--- start of Entries supplied ---

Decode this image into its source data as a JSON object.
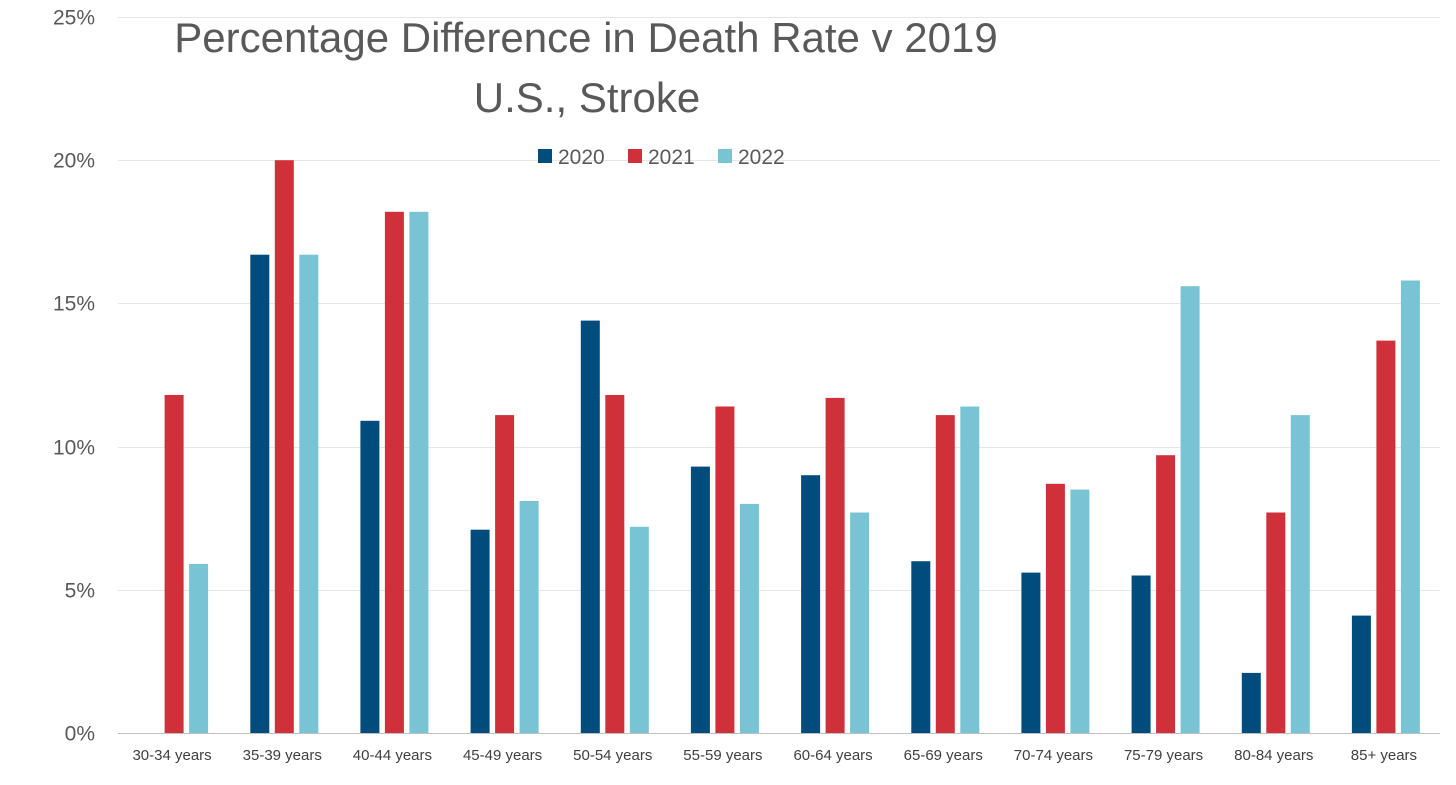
{
  "chart_data": {
    "type": "bar",
    "title": "Percentage Difference in Death Rate v 2019",
    "subtitle": "U.S., Stroke",
    "xlabel": "",
    "ylabel": "",
    "ylim": [
      0,
      25
    ],
    "yticks": [
      "0%",
      "5%",
      "10%",
      "15%",
      "20%",
      "25%"
    ],
    "grid": true,
    "legend_position": "top",
    "categories": [
      "30-34 years",
      "35-39 years",
      "40-44 years",
      "45-49 years",
      "50-54 years",
      "55-59 years",
      "60-64 years",
      "65-69 years",
      "70-74 years",
      "75-79 years",
      "80-84 years",
      "85+ years"
    ],
    "series": [
      {
        "name": "2020",
        "color": "#004C7C",
        "values": [
          0,
          16.7,
          10.9,
          7.1,
          14.4,
          9.3,
          9.0,
          6.0,
          5.6,
          5.5,
          2.1,
          4.1
        ]
      },
      {
        "name": "2021",
        "color": "#D0303A",
        "values": [
          11.8,
          20.0,
          18.2,
          11.1,
          11.8,
          11.4,
          11.7,
          11.1,
          8.7,
          9.7,
          7.7,
          13.7
        ]
      },
      {
        "name": "2022",
        "color": "#78C4D4",
        "values": [
          5.9,
          16.7,
          18.2,
          8.1,
          7.2,
          8.0,
          7.7,
          11.4,
          8.5,
          15.6,
          11.1,
          15.8
        ]
      }
    ]
  }
}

--- end of Entries supplied ---

Return the records exactly. Don't carry the pictures over.

Decode this image into its source data as a JSON object.
{
  "chart_data": {
    "type": "bar",
    "title": "Percentage Difference in Death Rate v 2019",
    "subtitle": "U.S., Stroke",
    "xlabel": "",
    "ylabel": "",
    "ylim": [
      0,
      25
    ],
    "yticks": [
      "0%",
      "5%",
      "10%",
      "15%",
      "20%",
      "25%"
    ],
    "grid": true,
    "legend_position": "top",
    "categories": [
      "30-34 years",
      "35-39 years",
      "40-44 years",
      "45-49 years",
      "50-54 years",
      "55-59 years",
      "60-64 years",
      "65-69 years",
      "70-74 years",
      "75-79 years",
      "80-84 years",
      "85+ years"
    ],
    "series": [
      {
        "name": "2020",
        "color": "#004C7C",
        "values": [
          0,
          16.7,
          10.9,
          7.1,
          14.4,
          9.3,
          9.0,
          6.0,
          5.6,
          5.5,
          2.1,
          4.1
        ]
      },
      {
        "name": "2021",
        "color": "#D0303A",
        "values": [
          11.8,
          20.0,
          18.2,
          11.1,
          11.8,
          11.4,
          11.7,
          11.1,
          8.7,
          9.7,
          7.7,
          13.7
        ]
      },
      {
        "name": "2022",
        "color": "#78C4D4",
        "values": [
          5.9,
          16.7,
          18.2,
          8.1,
          7.2,
          8.0,
          7.7,
          11.4,
          8.5,
          15.6,
          11.1,
          15.8
        ]
      }
    ]
  }
}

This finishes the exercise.